**THE REQUEST:**
Output every line below without omitting or altering anything.

**AVAILABLE RECORDS:**
***

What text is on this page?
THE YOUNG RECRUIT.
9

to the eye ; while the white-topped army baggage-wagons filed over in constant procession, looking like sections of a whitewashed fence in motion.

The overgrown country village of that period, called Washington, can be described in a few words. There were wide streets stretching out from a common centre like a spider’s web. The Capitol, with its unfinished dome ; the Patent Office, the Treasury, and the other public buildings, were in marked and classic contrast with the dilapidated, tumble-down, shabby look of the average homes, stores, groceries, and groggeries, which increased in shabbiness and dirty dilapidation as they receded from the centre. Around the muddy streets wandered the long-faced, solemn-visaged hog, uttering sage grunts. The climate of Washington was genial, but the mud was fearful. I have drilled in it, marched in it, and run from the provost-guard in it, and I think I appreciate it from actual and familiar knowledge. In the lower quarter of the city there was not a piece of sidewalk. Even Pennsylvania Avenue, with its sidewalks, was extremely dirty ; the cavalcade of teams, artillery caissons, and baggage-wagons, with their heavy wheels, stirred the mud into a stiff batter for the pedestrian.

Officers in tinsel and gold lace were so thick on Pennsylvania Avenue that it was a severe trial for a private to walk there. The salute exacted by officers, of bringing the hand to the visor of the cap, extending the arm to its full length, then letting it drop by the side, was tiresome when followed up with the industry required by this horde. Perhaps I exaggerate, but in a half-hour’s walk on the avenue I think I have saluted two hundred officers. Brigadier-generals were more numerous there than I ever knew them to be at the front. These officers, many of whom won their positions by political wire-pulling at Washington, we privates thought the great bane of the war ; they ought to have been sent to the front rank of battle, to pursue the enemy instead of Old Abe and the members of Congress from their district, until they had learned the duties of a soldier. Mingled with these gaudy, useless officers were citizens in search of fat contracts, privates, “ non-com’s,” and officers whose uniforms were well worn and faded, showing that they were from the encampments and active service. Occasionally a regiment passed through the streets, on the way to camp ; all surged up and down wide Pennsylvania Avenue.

***

**OUTPUT FOR THIS EXERCISE:**
What text is on this page?
THE YOUNG RECRUIT.
9

to the eye ; while the white-topped army baggage-wagons filed over in constant procession, looking like sections of a whitewashed fence in motion.

The overgrown country village of that period, called Washington, can be described in a few words. There were wide streets stretching out from a common centre like a spider’s web. The Capitol, with its unfinished dome ; the Patent Office, the Treasury, and the other public buildings, were in marked and classic contrast with the dilapidated, tumble-down, shabby look of the average homes, stores, groceries, and groggeries, which increased in shabbiness and dirty dilapidation as they receded from the centre. Around the muddy streets wandered the long-faced, solemn-visaged hog, uttering sage grunts. The climate of Washington was genial, but the mud was fearful. I have drilled in it, marched in it, and run from the provost-guard in it, and I think I appreciate it from actual and familiar knowledge. In the lower quarter of the city there was not a piece of sidewalk. Even Pennsylvania Avenue, with its sidewalks, was extremely dirty ; the cavalcade of teams, artillery caissons, and baggage-wagons, with their heavy wheels, stirred the mud into a stiff batter for the pedestrian.

Officers in tinsel and gold lace were so thick on Pennsylvania Avenue that it was a severe trial for a private to walk there. The salute exacted by officers, of bringing the hand to the visor of the cap, extending the arm to its full length, then letting it drop by the side, was tiresome when followed up with the industry required by this horde. Perhaps I exaggerate, but in a half-hour’s walk on the avenue I think I have saluted two hundred officers. Brigadier-generals were more numerous there than I ever knew them to be at the front. These officers, many of whom won their positions by political wire-pulling at Washington, we privates thought the great bane of the war ; they ought to have been sent to the front rank of battle, to pursue the enemy instead of Old Abe and the members of Congress from their district, until they had learned the duties of a soldier. Mingled with these gaudy, useless officers were citizens in search of fat contracts, privates, “ non-com’s,” and officers whose uniforms were well worn and faded, showing that they were from the encampments and active service. Occasionally a regiment passed through the streets, on the way to camp ; all surged up and down wide Pennsylvania Avenue.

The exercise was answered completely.